* **Source data**

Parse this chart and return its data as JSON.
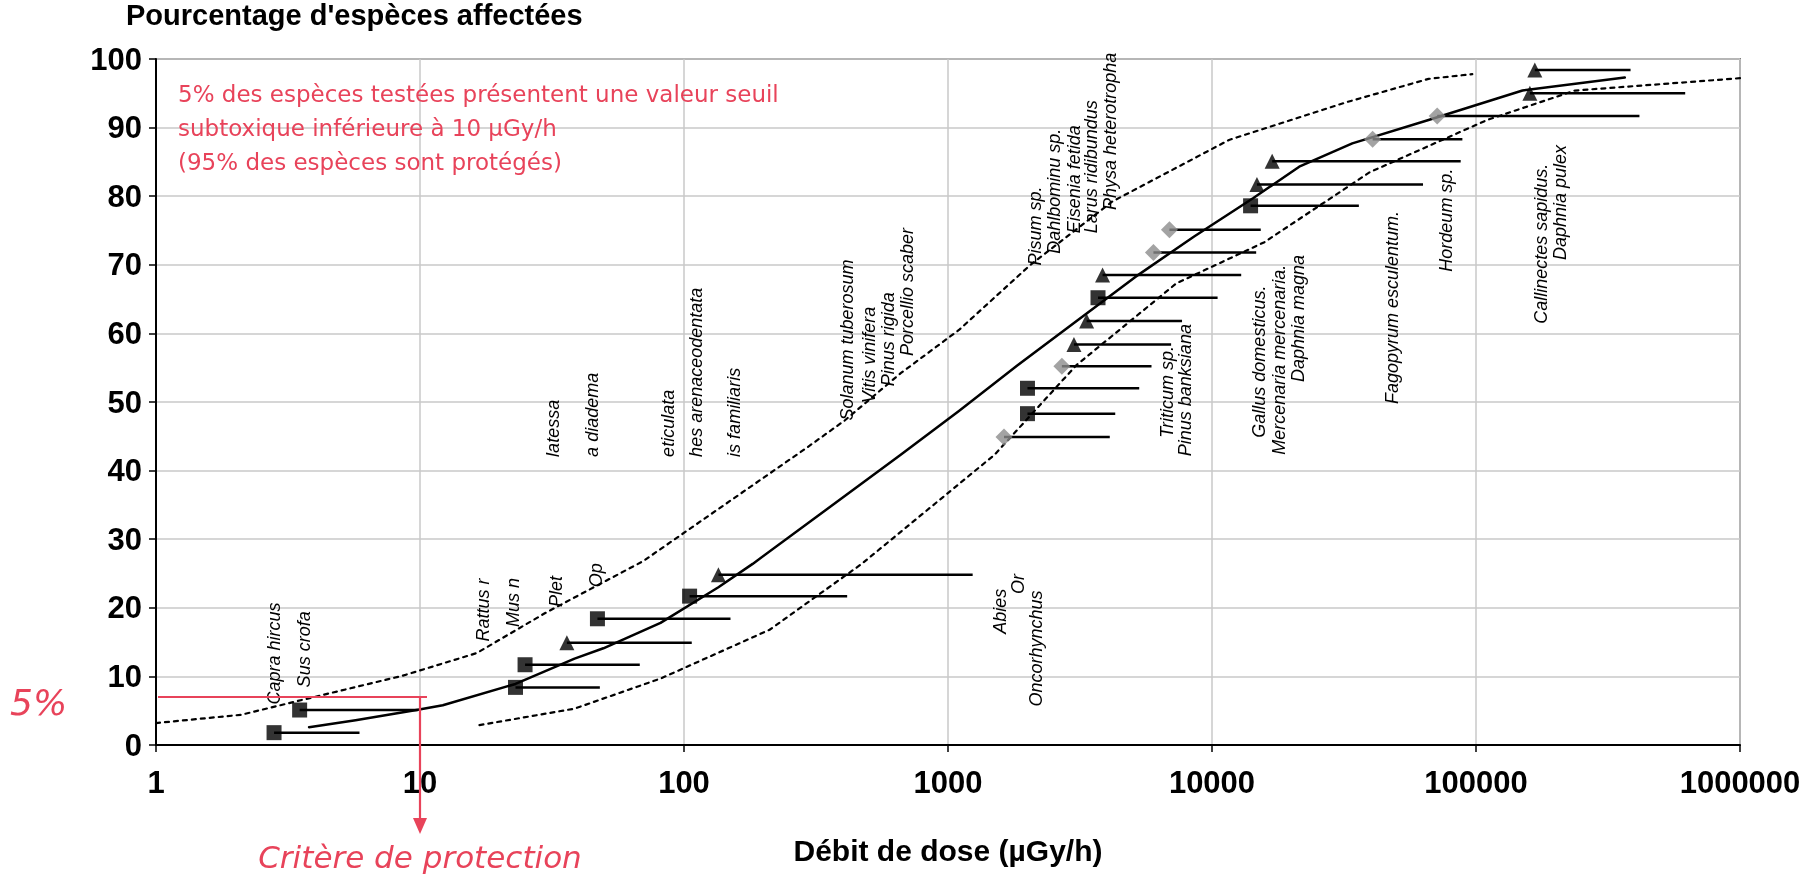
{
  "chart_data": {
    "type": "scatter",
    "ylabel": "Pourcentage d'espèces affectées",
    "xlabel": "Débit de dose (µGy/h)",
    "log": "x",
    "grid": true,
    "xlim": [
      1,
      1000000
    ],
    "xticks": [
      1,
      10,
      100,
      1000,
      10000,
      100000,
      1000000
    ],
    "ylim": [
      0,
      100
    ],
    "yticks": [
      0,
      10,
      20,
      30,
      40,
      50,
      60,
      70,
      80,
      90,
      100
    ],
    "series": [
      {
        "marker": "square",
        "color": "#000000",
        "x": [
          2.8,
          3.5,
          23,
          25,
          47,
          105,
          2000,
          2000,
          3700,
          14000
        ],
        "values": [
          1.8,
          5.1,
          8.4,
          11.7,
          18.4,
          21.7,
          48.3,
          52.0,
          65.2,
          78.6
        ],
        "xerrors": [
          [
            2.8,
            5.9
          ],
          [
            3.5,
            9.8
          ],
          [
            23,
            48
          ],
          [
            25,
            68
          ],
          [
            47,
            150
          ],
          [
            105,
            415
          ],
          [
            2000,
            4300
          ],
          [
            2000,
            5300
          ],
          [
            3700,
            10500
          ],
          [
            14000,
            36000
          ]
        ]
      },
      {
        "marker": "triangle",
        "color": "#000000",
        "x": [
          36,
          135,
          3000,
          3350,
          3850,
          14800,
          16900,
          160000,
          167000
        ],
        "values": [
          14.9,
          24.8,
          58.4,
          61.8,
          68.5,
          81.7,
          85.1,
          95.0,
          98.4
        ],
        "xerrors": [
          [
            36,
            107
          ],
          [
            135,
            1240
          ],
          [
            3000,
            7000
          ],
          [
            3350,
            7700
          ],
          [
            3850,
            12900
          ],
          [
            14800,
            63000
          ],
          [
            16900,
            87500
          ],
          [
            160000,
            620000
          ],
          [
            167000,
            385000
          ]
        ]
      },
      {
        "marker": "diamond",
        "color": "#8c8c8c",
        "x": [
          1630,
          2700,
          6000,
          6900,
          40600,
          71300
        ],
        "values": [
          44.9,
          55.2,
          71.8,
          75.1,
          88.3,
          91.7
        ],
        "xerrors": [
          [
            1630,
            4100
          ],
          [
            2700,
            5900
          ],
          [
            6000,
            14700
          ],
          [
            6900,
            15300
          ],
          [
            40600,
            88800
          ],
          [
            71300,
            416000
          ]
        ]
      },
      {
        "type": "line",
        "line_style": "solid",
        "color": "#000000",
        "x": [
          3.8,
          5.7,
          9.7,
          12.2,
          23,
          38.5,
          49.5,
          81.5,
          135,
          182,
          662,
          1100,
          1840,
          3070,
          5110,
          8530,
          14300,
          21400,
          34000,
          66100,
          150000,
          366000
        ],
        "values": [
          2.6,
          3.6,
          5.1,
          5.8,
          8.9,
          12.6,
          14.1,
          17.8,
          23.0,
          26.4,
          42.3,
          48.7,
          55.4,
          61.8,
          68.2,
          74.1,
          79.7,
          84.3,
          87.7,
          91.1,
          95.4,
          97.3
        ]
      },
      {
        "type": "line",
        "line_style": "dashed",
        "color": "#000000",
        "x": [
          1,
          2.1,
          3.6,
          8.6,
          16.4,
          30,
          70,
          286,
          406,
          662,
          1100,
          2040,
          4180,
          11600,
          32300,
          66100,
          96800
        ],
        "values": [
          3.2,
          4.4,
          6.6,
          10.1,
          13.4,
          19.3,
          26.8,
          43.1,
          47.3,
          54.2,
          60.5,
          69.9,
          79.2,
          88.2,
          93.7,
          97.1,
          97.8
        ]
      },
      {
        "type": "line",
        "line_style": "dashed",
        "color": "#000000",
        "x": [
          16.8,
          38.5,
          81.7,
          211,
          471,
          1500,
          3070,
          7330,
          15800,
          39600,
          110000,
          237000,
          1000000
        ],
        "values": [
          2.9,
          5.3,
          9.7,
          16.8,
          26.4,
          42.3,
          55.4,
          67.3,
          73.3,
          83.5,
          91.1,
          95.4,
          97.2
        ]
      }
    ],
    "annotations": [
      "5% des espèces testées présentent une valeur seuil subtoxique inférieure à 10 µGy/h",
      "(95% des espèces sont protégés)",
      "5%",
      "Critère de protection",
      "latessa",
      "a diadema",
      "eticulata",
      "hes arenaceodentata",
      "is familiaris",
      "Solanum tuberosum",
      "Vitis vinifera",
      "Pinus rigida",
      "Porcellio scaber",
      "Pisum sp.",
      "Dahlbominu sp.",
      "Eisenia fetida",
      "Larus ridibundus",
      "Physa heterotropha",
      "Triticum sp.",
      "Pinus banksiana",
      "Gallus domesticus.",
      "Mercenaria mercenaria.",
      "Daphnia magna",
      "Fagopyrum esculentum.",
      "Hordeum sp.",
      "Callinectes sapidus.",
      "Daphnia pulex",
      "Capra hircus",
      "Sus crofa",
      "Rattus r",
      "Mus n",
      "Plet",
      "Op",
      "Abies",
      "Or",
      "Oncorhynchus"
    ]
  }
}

...

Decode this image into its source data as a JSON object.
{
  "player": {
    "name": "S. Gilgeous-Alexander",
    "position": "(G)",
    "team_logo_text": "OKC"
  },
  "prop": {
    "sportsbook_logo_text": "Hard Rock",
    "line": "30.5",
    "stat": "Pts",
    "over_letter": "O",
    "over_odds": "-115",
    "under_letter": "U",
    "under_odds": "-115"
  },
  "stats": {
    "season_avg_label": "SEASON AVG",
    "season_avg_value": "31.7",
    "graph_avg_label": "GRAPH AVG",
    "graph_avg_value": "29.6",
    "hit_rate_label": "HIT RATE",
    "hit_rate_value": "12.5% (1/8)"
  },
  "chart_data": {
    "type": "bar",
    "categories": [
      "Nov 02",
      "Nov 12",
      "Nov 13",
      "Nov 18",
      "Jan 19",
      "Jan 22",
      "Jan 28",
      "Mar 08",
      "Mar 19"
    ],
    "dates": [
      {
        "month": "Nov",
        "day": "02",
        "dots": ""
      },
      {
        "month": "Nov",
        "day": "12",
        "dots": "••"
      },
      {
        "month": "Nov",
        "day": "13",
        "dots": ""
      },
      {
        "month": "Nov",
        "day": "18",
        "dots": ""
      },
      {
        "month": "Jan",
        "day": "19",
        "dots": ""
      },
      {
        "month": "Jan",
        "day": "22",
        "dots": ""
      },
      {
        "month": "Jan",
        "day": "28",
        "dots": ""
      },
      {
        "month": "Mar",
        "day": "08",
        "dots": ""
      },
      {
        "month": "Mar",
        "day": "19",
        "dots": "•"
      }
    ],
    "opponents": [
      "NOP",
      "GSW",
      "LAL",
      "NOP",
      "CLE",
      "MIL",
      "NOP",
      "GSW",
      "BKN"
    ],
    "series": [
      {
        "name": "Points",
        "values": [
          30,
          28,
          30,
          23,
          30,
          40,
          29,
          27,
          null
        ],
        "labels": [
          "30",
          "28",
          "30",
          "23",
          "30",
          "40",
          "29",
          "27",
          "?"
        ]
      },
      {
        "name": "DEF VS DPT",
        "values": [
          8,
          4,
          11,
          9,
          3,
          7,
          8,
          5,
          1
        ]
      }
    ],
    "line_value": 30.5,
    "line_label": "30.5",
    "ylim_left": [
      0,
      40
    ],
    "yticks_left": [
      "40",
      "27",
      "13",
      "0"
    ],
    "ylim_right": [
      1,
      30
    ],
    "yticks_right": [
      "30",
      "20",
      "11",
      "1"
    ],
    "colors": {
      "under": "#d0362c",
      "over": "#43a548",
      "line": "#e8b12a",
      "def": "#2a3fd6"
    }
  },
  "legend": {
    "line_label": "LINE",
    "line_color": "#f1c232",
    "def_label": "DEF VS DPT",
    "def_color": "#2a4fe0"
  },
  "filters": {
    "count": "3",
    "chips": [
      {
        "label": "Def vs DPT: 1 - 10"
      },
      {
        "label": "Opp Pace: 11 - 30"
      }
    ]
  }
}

* * *

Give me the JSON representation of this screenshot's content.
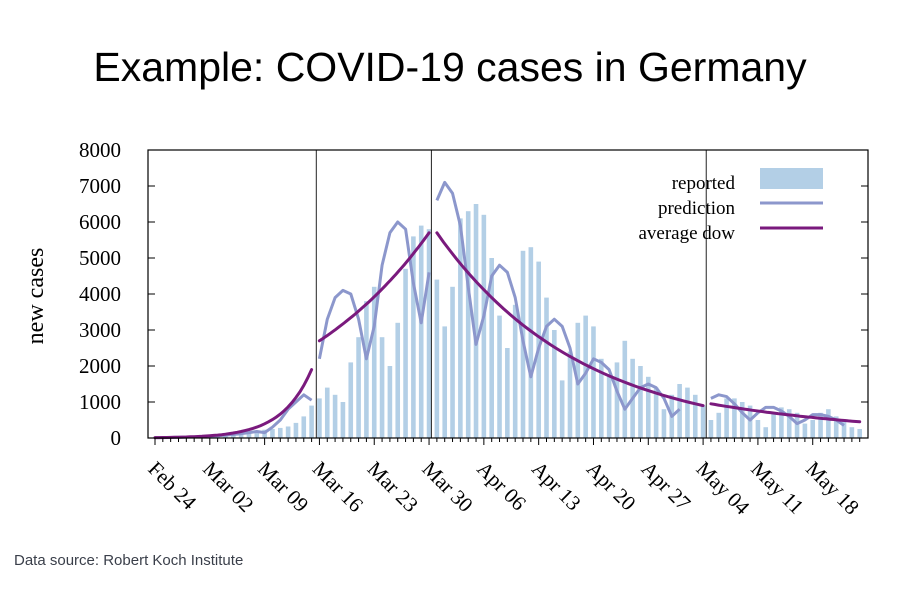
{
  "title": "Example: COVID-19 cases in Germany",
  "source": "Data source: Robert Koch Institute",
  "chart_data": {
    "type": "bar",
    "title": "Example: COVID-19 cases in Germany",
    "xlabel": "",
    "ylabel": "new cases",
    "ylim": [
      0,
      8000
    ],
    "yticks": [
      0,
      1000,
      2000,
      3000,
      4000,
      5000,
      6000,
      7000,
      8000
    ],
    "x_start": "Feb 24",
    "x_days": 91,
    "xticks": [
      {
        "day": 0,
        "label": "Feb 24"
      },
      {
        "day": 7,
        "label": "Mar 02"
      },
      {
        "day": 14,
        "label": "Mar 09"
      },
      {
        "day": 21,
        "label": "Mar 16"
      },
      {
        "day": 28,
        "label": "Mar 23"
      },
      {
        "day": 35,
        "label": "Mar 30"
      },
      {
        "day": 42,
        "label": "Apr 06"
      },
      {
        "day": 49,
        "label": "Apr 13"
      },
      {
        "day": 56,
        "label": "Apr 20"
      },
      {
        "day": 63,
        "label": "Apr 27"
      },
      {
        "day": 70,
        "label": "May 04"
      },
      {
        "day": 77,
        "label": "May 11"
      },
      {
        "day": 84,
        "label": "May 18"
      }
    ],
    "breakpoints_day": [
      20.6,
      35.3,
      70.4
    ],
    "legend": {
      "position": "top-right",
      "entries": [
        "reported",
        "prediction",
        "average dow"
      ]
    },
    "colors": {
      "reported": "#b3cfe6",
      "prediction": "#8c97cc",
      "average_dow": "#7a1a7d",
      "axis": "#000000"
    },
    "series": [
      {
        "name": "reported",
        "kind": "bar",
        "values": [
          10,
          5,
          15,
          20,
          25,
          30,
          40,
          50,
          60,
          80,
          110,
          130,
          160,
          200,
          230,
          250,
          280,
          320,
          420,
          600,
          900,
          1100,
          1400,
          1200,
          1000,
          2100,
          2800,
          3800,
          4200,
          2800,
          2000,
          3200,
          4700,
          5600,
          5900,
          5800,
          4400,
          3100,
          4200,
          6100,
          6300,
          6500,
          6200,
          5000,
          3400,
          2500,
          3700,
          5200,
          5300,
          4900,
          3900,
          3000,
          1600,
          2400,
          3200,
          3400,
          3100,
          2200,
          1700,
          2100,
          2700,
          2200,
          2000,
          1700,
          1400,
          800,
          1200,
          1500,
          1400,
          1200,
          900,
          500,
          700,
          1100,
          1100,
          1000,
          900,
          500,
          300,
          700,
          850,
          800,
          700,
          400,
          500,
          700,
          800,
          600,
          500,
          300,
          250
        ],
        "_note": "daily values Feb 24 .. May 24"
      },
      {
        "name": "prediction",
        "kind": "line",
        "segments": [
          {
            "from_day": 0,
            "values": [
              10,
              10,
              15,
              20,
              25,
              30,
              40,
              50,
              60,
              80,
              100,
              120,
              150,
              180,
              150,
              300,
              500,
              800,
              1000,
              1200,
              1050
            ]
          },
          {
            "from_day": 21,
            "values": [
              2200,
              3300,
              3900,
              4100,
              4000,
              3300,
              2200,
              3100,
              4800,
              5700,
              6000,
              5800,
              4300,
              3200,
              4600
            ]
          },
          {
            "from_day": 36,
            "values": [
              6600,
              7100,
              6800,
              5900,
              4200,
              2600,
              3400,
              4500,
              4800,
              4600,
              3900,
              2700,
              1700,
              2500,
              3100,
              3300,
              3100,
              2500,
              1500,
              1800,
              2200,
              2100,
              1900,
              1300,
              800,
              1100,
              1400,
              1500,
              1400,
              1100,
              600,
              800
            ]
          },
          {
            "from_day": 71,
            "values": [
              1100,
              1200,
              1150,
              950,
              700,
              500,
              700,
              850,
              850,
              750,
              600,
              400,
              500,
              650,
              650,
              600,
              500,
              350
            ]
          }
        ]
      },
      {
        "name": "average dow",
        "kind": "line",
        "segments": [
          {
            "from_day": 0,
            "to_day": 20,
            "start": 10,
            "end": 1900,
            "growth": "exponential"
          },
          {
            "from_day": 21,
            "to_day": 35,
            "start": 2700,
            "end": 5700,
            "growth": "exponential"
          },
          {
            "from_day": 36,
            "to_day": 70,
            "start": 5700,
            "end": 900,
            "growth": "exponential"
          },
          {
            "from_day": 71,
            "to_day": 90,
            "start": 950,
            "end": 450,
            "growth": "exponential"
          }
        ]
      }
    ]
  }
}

* **Your instructions**
Pull out every line of the records that includes the string "this".

* **Solution to the exercise**
Parse this chart and return its data as JSON.
Decode this image into its source data as a JSON object.
Give me the JSON representation of this screenshot's content.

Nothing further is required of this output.